PROBLEM TO WORK ON =>
Every record here should be printed again exactly.

◇ ◇ ◇ ◇ ◇ ◇ ◇

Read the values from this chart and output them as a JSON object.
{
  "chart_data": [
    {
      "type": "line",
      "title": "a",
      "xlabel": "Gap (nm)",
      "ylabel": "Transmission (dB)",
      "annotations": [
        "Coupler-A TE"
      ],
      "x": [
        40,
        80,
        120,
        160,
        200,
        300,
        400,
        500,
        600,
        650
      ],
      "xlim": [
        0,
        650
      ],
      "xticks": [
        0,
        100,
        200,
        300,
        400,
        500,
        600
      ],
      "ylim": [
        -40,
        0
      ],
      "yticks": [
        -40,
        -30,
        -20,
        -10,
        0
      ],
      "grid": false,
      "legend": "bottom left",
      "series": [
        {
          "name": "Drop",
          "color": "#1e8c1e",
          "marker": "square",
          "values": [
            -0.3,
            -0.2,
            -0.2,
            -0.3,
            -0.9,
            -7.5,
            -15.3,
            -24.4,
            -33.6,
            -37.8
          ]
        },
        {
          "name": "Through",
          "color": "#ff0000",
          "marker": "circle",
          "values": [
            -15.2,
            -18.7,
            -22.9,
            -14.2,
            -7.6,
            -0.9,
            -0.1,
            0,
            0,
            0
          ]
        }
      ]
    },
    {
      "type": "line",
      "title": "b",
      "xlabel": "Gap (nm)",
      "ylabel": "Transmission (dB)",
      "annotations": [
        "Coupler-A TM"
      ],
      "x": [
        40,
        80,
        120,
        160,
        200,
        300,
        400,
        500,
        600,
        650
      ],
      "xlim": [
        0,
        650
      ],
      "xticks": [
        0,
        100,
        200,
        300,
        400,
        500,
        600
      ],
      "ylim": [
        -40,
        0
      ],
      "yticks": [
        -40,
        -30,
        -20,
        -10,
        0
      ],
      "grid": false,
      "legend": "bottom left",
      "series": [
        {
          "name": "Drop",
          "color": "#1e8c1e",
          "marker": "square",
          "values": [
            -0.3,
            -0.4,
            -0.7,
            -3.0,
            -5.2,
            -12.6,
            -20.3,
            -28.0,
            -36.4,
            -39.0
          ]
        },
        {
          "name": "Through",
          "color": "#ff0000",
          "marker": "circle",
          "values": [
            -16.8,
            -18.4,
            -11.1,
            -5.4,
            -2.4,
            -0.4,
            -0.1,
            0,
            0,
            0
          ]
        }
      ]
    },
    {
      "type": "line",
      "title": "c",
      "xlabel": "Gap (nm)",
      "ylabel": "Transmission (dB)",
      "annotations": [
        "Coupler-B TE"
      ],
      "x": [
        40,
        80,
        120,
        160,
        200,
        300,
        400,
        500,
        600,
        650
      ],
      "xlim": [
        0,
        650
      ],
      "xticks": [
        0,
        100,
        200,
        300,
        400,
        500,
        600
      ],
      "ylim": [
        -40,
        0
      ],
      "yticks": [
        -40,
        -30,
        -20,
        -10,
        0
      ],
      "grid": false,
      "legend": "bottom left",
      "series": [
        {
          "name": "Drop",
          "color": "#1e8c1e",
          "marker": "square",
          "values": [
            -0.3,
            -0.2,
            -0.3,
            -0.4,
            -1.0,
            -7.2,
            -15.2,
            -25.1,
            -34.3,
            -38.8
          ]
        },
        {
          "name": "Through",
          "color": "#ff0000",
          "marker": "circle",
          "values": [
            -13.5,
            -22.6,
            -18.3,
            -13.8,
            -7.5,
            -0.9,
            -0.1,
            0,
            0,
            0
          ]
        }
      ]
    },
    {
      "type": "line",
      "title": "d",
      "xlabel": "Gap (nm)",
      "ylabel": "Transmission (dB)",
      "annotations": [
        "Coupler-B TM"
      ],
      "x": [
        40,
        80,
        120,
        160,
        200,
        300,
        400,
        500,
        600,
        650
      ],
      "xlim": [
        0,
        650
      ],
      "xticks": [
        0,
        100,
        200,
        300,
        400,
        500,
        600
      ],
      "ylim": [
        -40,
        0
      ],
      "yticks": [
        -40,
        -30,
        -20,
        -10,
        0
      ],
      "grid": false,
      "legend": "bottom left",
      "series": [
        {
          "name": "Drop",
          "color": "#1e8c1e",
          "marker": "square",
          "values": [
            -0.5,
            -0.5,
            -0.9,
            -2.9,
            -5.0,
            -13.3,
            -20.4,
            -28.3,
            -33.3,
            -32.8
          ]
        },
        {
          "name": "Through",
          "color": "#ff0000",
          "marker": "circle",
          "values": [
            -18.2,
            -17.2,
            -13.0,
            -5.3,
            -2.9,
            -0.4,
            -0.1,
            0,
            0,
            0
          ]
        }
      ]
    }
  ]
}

◇ ◇ ◇ ◇ ◇ ◇ ◇

RESPONSE TO THIS EXERCISE =>
Read the values from this chart and output them as a JSON object.
{
  "chart_data": [
    {
      "type": "line",
      "title": "a",
      "xlabel": "Gap (nm)",
      "ylabel": "Transmission (dB)",
      "annotations": [
        "Coupler-A TE"
      ],
      "x": [
        40,
        80,
        120,
        160,
        200,
        300,
        400,
        500,
        600,
        650
      ],
      "xlim": [
        0,
        650
      ],
      "xticks": [
        0,
        100,
        200,
        300,
        400,
        500,
        600
      ],
      "ylim": [
        -40,
        0
      ],
      "yticks": [
        -40,
        -30,
        -20,
        -10,
        0
      ],
      "grid": false,
      "legend": "bottom left",
      "series": [
        {
          "name": "Drop",
          "color": "#1e8c1e",
          "marker": "square",
          "values": [
            -0.3,
            -0.2,
            -0.2,
            -0.3,
            -0.9,
            -7.5,
            -15.3,
            -24.4,
            -33.6,
            -37.8
          ]
        },
        {
          "name": "Through",
          "color": "#ff0000",
          "marker": "circle",
          "values": [
            -15.2,
            -18.7,
            -22.9,
            -14.2,
            -7.6,
            -0.9,
            -0.1,
            0,
            0,
            0
          ]
        }
      ]
    },
    {
      "type": "line",
      "title": "b",
      "xlabel": "Gap (nm)",
      "ylabel": "Transmission (dB)",
      "annotations": [
        "Coupler-A TM"
      ],
      "x": [
        40,
        80,
        120,
        160,
        200,
        300,
        400,
        500,
        600,
        650
      ],
      "xlim": [
        0,
        650
      ],
      "xticks": [
        0,
        100,
        200,
        300,
        400,
        500,
        600
      ],
      "ylim": [
        -40,
        0
      ],
      "yticks": [
        -40,
        -30,
        -20,
        -10,
        0
      ],
      "grid": false,
      "legend": "bottom left",
      "series": [
        {
          "name": "Drop",
          "color": "#1e8c1e",
          "marker": "square",
          "values": [
            -0.3,
            -0.4,
            -0.7,
            -3.0,
            -5.2,
            -12.6,
            -20.3,
            -28.0,
            -36.4,
            -39.0
          ]
        },
        {
          "name": "Through",
          "color": "#ff0000",
          "marker": "circle",
          "values": [
            -16.8,
            -18.4,
            -11.1,
            -5.4,
            -2.4,
            -0.4,
            -0.1,
            0,
            0,
            0
          ]
        }
      ]
    },
    {
      "type": "line",
      "title": "c",
      "xlabel": "Gap (nm)",
      "ylabel": "Transmission (dB)",
      "annotations": [
        "Coupler-B TE"
      ],
      "x": [
        40,
        80,
        120,
        160,
        200,
        300,
        400,
        500,
        600,
        650
      ],
      "xlim": [
        0,
        650
      ],
      "xticks": [
        0,
        100,
        200,
        300,
        400,
        500,
        600
      ],
      "ylim": [
        -40,
        0
      ],
      "yticks": [
        -40,
        -30,
        -20,
        -10,
        0
      ],
      "grid": false,
      "legend": "bottom left",
      "series": [
        {
          "name": "Drop",
          "color": "#1e8c1e",
          "marker": "square",
          "values": [
            -0.3,
            -0.2,
            -0.3,
            -0.4,
            -1.0,
            -7.2,
            -15.2,
            -25.1,
            -34.3,
            -38.8
          ]
        },
        {
          "name": "Through",
          "color": "#ff0000",
          "marker": "circle",
          "values": [
            -13.5,
            -22.6,
            -18.3,
            -13.8,
            -7.5,
            -0.9,
            -0.1,
            0,
            0,
            0
          ]
        }
      ]
    },
    {
      "type": "line",
      "title": "d",
      "xlabel": "Gap (nm)",
      "ylabel": "Transmission (dB)",
      "annotations": [
        "Coupler-B TM"
      ],
      "x": [
        40,
        80,
        120,
        160,
        200,
        300,
        400,
        500,
        600,
        650
      ],
      "xlim": [
        0,
        650
      ],
      "xticks": [
        0,
        100,
        200,
        300,
        400,
        500,
        600
      ],
      "ylim": [
        -40,
        0
      ],
      "yticks": [
        -40,
        -30,
        -20,
        -10,
        0
      ],
      "grid": false,
      "legend": "bottom left",
      "series": [
        {
          "name": "Drop",
          "color": "#1e8c1e",
          "marker": "square",
          "values": [
            -0.5,
            -0.5,
            -0.9,
            -2.9,
            -5.0,
            -13.3,
            -20.4,
            -28.3,
            -33.3,
            -32.8
          ]
        },
        {
          "name": "Through",
          "color": "#ff0000",
          "marker": "circle",
          "values": [
            -18.2,
            -17.2,
            -13.0,
            -5.3,
            -2.9,
            -0.4,
            -0.1,
            0,
            0,
            0
          ]
        }
      ]
    }
  ]
}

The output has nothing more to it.